# Task prompt
Send back the records in full, character for character.

(Stored records)
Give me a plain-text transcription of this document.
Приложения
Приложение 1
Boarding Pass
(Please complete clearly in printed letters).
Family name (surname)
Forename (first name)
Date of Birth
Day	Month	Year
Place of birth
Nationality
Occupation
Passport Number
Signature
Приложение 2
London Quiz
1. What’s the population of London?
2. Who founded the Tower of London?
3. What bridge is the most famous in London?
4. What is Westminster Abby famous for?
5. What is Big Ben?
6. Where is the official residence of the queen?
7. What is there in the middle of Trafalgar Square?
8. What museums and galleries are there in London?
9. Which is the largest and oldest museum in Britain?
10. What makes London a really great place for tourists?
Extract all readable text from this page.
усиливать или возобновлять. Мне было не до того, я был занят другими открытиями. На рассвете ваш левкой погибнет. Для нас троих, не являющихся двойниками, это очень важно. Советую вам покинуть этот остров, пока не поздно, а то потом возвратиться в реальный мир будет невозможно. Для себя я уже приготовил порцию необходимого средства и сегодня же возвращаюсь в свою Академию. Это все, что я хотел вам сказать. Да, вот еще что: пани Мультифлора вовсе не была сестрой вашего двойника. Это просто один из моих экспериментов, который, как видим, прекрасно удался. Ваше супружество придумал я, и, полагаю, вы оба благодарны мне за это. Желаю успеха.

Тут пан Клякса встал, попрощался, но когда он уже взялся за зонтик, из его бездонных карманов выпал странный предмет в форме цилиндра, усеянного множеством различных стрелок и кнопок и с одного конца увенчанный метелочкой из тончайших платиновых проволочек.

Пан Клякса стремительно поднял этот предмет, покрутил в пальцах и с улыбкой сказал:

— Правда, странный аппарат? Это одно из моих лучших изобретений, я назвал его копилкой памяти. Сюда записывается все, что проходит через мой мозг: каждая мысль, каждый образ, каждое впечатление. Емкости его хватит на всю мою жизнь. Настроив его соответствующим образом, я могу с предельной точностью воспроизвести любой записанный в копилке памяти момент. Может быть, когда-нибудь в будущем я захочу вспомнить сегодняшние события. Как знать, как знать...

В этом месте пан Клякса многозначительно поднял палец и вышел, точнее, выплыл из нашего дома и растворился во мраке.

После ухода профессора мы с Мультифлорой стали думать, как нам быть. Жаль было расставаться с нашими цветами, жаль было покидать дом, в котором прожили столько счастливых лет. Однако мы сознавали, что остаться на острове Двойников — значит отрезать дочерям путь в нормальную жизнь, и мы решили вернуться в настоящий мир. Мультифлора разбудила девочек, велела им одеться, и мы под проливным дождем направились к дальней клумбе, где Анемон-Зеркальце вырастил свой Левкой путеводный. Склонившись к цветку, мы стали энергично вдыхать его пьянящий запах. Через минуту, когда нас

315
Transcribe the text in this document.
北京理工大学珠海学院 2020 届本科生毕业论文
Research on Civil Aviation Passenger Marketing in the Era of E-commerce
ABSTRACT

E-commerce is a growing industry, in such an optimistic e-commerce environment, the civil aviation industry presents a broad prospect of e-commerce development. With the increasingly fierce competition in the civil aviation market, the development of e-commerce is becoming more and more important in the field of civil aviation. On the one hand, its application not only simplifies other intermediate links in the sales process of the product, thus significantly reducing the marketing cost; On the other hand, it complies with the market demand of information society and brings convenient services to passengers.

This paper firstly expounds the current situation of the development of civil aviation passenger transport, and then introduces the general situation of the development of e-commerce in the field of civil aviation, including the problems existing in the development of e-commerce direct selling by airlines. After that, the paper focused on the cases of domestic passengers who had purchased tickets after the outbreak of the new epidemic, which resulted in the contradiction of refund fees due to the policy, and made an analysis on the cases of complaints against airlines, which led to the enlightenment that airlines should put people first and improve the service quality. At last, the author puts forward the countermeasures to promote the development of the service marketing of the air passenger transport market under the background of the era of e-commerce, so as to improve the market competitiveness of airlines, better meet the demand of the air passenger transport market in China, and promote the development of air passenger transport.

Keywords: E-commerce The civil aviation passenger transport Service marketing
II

# The response
Give me a plain-text transcription of this document.
Приложения
Приложение 1
Boarding Pass
(Please complete clearly in printed letters).
Family name (surname)
Forename (first name)
Date of Birth
Day	Month	Year
Place of birth
Nationality
Occupation
Passport Number
Signature
Приложение 2
London Quiz
1. What’s the population of London?
2. Who founded the Tower of London?
3. What bridge is the most famous in London?
4. What is Westminster Abby famous for?
5. What is Big Ben?
6. Where is the official residence of the queen?
7. What is there in the middle of Trafalgar Square?
8. What museums and galleries are there in London?
9. Which is the largest and oldest museum in Britain?
10. What makes London a really great place for tourists?
Extract all readable text from this page.
усиливать или возобновлять. Мне было не до того, я был занят другими открытиями. На рассвете ваш левкой погибнет. Для нас троих, не являющихся двойниками, это очень важно. Советую вам покинуть этот остров, пока не поздно, а то потом возвратиться в реальный мир будет невозможно. Для себя я уже приготовил порцию необходимого средства и сегодня же возвращаюсь в свою Академию. Это все, что я хотел вам сказать. Да, вот еще что: пани Мультифлора вовсе не была сестрой вашего двойника. Это просто один из моих экспериментов, который, как видим, прекрасно удался. Ваше супружество придумал я, и, полагаю, вы оба благодарны мне за это. Желаю успеха.

Тут пан Клякса встал, попрощался, но когда он уже взялся за зонтик, из его бездонных карманов выпал странный предмет в форме цилиндра, усеянного множеством различных стрелок и кнопок и с одного конца увенчанный метелочкой из тончайших платиновых проволочек.

Пан Клякса стремительно поднял этот предмет, покрутил в пальцах и с улыбкой сказал:

— Правда, странный аппарат? Это одно из моих лучших изобретений, я назвал его копилкой памяти. Сюда записывается все, что проходит через мой мозг: каждая мысль, каждый образ, каждое впечатление. Емкости его хватит на всю мою жизнь. Настроив его соответствующим образом, я могу с предельной точностью воспроизвести любой записанный в копилке памяти момент. Может быть, когда-нибудь в будущем я захочу вспомнить сегодняшние события. Как знать, как знать...

В этом месте пан Клякса многозначительно поднял палец и вышел, точнее, выплыл из нашего дома и растворился во мраке.

После ухода профессора мы с Мультифлорой стали думать, как нам быть. Жаль было расставаться с нашими цветами, жаль было покидать дом, в котором прожили столько счастливых лет. Однако мы сознавали, что остаться на острове Двойников — значит отрезать дочерям путь в нормальную жизнь, и мы решили вернуться в настоящий мир. Мультифлора разбудила девочек, велела им одеться, и мы под проливным дождем направились к дальней клумбе, где Анемон-Зеркальце вырастил свой Левкой путеводный. Склонившись к цветку, мы стали энергично вдыхать его пьянящий запах. Через минуту, когда нас

315
Transcribe the text in this document.
北京理工大学珠海学院 2020 届本科生毕业论文
Research on Civil Aviation Passenger Marketing in the Era of E-commerce
ABSTRACT

E-commerce is a growing industry, in such an optimistic e-commerce environment, the civil aviation industry presents a broad prospect of e-commerce development. With the increasingly fierce competition in the civil aviation market, the development of e-commerce is becoming more and more important in the field of civil aviation. On the one hand, its application not only simplifies other intermediate links in the sales process of the product, thus significantly reducing the marketing cost; On the other hand, it complies with the market demand of information society and brings convenient services to passengers.

This paper firstly expounds the current situation of the development of civil aviation passenger transport, and then introduces the general situation of the development of e-commerce in the field of civil aviation, including the problems existing in the development of e-commerce direct selling by airlines. After that, the paper focused on the cases of domestic passengers who had purchased tickets after the outbreak of the new epidemic, which resulted in the contradiction of refund fees due to the policy, and made an analysis on the cases of complaints against airlines, which led to the enlightenment that airlines should put people first and improve the service quality. At last, the author puts forward the countermeasures to promote the development of the service marketing of the air passenger transport market under the background of the era of e-commerce, so as to improve the market competitiveness of airlines, better meet the demand of the air passenger transport market in China, and promote the development of air passenger transport.

Keywords: E-commerce The civil aviation passenger transport Service marketing
II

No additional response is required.